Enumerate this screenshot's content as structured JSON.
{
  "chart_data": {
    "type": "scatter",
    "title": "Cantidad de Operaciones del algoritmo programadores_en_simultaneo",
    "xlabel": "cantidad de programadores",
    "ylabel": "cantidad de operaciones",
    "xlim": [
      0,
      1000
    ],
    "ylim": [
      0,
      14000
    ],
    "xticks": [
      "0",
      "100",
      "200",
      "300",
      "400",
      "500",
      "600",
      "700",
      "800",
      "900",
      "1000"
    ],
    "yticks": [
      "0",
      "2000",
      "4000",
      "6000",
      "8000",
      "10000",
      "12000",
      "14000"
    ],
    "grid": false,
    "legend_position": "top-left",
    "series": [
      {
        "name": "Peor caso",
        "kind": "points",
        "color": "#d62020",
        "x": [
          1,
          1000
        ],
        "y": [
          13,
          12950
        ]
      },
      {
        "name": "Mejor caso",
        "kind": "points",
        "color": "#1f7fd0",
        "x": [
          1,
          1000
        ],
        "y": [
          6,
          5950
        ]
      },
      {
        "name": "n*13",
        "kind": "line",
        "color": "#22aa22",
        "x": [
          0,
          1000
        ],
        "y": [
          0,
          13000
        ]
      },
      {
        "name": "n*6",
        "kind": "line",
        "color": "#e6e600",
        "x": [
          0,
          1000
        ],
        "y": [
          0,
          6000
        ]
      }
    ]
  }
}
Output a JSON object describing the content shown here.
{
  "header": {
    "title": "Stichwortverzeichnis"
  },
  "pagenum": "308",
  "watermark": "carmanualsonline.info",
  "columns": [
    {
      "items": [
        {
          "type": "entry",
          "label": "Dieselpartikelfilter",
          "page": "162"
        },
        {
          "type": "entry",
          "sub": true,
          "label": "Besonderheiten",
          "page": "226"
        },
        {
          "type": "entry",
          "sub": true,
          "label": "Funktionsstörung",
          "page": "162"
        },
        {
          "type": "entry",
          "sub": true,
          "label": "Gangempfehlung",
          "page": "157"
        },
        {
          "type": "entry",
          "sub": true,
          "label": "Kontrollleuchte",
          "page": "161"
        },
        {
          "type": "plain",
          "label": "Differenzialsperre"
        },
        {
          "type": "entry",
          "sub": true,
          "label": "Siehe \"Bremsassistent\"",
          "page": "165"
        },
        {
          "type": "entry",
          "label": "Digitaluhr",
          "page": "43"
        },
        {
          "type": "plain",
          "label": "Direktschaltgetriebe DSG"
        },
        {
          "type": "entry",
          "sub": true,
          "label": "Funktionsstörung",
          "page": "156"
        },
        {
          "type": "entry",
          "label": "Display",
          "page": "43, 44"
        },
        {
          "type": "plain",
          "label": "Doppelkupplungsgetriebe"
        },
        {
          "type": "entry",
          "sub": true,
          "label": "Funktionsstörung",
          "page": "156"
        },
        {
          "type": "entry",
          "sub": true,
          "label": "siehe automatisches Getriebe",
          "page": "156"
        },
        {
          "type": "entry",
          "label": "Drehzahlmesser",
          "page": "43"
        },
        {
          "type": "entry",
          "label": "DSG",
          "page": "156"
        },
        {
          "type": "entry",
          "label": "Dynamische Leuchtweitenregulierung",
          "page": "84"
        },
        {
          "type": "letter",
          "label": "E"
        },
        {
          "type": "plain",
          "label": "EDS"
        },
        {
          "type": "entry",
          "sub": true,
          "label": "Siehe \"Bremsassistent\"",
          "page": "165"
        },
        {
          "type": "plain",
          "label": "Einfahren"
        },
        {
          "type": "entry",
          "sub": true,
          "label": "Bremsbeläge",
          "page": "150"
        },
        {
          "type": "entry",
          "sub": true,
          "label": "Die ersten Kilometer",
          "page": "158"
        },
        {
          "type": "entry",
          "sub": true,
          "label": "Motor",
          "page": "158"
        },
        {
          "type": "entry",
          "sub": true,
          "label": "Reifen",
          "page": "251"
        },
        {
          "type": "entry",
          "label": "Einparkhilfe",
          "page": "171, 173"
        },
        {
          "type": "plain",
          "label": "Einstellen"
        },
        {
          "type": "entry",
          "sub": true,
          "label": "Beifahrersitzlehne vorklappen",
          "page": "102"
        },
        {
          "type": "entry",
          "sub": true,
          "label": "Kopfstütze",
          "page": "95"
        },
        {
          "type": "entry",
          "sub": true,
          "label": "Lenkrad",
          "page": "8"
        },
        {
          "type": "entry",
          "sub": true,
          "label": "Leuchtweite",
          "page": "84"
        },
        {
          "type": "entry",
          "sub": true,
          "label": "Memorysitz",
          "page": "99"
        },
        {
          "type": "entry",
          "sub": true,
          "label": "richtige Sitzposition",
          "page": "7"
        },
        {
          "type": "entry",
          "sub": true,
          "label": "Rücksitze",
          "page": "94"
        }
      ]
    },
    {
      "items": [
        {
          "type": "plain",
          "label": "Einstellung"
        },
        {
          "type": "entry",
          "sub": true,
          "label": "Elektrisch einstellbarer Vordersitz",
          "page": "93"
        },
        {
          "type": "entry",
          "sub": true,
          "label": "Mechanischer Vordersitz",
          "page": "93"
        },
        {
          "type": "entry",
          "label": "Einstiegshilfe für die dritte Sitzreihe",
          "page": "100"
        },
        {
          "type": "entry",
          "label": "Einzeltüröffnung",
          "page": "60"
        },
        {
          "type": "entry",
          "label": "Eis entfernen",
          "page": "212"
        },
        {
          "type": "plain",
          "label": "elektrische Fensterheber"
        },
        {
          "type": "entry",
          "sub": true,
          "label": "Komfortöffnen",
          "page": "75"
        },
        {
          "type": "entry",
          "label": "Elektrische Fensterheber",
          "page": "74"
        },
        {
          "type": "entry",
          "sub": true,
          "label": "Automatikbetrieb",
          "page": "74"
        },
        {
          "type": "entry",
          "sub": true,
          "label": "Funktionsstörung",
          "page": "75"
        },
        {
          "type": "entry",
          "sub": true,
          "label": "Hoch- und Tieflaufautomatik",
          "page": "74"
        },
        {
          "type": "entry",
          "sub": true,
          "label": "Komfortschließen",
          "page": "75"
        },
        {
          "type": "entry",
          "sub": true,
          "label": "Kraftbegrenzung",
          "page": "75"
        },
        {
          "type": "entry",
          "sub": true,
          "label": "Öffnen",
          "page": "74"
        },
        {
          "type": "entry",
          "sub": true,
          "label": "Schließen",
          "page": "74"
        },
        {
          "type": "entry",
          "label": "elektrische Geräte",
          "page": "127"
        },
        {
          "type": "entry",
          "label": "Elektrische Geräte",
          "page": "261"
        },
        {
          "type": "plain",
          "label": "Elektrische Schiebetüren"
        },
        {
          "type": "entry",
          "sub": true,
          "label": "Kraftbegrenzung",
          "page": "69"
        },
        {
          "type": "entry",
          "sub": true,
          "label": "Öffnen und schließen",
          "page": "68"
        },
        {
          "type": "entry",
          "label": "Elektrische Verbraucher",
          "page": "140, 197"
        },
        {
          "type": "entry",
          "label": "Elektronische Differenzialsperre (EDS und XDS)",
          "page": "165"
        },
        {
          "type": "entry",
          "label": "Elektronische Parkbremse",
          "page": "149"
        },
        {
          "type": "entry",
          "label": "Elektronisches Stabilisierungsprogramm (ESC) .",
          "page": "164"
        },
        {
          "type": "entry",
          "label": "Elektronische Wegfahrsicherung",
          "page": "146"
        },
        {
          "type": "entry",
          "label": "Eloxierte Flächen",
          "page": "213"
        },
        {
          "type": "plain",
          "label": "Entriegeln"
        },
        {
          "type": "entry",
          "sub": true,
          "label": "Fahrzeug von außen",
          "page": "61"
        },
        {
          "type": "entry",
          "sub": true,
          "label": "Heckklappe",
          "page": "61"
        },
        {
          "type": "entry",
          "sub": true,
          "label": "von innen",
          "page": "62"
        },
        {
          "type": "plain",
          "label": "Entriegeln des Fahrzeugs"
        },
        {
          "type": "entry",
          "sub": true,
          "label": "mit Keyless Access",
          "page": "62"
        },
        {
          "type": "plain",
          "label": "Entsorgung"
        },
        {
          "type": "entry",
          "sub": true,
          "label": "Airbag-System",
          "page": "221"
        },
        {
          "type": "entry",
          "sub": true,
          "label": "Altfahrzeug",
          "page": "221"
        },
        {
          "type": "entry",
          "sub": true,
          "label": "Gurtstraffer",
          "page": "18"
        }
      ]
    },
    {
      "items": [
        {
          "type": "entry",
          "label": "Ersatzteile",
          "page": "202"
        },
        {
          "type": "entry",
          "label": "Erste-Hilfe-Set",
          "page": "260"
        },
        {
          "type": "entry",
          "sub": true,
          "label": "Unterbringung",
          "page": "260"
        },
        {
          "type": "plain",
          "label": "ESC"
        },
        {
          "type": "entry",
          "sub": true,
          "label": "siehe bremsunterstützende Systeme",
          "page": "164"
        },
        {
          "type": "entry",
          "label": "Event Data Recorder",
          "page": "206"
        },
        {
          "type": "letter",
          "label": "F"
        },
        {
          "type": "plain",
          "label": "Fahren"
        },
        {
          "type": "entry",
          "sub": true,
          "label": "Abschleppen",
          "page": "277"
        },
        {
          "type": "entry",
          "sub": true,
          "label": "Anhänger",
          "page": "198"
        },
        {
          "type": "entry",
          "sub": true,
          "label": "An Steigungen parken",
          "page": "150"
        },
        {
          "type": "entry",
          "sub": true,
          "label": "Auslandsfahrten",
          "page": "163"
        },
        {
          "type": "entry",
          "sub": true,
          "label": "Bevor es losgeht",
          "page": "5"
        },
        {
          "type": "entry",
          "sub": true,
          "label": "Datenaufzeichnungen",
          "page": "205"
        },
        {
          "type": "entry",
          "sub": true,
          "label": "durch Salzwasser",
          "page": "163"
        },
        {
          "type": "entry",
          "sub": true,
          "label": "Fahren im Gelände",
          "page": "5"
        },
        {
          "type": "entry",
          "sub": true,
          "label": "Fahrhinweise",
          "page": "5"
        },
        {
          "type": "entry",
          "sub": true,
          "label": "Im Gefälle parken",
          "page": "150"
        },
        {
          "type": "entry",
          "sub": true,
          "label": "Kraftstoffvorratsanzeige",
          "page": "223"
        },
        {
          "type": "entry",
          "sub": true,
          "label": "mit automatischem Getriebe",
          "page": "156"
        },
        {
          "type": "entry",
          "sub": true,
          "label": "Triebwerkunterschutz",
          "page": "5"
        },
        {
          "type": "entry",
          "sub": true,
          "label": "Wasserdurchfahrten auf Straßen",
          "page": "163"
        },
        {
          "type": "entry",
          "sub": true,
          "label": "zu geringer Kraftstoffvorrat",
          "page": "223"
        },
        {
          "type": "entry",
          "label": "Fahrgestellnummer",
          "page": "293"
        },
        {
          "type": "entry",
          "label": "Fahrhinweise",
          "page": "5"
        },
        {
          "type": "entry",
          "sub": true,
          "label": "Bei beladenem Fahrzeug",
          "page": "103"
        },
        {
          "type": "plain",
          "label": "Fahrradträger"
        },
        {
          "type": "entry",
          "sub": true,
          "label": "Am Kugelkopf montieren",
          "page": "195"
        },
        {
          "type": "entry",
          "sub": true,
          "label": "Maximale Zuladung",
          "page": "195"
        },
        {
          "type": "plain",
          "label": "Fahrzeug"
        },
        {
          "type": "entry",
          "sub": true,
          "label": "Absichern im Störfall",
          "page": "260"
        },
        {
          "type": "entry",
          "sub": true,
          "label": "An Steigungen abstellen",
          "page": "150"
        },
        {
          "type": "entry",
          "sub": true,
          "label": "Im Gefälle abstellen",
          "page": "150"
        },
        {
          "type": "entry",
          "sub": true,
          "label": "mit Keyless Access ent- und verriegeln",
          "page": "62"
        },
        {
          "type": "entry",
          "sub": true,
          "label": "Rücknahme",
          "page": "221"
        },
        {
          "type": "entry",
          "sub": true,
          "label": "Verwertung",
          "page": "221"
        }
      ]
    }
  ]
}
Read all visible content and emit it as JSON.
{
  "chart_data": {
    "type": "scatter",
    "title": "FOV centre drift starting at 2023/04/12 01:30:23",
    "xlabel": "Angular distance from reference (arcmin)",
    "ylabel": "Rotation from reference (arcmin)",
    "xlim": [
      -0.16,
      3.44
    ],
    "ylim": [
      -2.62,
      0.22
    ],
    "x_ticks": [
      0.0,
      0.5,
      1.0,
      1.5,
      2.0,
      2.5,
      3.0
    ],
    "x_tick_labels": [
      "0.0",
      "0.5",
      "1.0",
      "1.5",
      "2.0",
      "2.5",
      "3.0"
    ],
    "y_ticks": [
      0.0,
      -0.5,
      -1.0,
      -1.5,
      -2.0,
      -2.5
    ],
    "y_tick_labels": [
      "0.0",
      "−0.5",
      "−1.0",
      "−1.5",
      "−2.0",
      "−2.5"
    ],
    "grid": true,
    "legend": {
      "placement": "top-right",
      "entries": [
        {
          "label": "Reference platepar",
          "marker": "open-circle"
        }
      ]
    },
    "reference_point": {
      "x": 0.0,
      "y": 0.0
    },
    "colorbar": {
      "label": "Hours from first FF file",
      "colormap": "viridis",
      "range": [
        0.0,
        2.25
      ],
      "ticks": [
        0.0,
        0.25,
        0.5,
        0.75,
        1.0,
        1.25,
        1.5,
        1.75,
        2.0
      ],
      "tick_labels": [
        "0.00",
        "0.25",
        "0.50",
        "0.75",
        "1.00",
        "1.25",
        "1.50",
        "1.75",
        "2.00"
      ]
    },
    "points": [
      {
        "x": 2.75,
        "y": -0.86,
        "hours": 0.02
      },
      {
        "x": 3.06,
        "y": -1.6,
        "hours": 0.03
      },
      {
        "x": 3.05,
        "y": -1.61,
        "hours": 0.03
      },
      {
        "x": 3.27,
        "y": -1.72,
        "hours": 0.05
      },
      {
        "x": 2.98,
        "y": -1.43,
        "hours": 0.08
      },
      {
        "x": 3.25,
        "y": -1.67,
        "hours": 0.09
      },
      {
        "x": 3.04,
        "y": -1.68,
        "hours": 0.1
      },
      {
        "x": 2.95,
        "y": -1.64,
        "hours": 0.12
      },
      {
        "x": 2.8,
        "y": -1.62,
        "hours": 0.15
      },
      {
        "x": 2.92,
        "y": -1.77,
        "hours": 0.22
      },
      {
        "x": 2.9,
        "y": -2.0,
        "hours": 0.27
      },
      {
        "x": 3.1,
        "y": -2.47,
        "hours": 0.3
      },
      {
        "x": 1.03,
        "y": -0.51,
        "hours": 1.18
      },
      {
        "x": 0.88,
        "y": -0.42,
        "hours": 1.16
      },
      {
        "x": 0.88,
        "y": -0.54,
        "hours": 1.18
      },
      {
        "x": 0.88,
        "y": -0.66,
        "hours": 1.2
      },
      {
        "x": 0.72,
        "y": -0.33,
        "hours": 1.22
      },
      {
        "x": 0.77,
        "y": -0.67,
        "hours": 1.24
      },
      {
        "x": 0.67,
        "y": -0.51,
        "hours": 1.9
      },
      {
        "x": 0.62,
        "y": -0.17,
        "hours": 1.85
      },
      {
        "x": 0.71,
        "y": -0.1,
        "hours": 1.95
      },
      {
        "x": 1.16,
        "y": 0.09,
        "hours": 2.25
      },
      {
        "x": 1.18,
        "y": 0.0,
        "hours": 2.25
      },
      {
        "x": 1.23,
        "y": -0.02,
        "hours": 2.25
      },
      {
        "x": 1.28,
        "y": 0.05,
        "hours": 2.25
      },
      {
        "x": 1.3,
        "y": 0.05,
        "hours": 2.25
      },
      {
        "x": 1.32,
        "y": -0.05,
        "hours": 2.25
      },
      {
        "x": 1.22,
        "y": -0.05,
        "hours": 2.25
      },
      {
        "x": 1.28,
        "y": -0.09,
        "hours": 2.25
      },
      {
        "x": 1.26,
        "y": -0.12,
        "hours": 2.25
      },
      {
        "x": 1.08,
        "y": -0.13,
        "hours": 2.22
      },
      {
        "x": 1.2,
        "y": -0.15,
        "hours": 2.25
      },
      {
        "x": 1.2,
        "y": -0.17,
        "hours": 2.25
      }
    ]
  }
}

★ ★ ★

→ What to work on
Search the data for the string "abstellen" and copy each line where it appears.

→ Reply
          "label": "An Steigungen abstellen",
          "label": "Im Gefälle abstellen",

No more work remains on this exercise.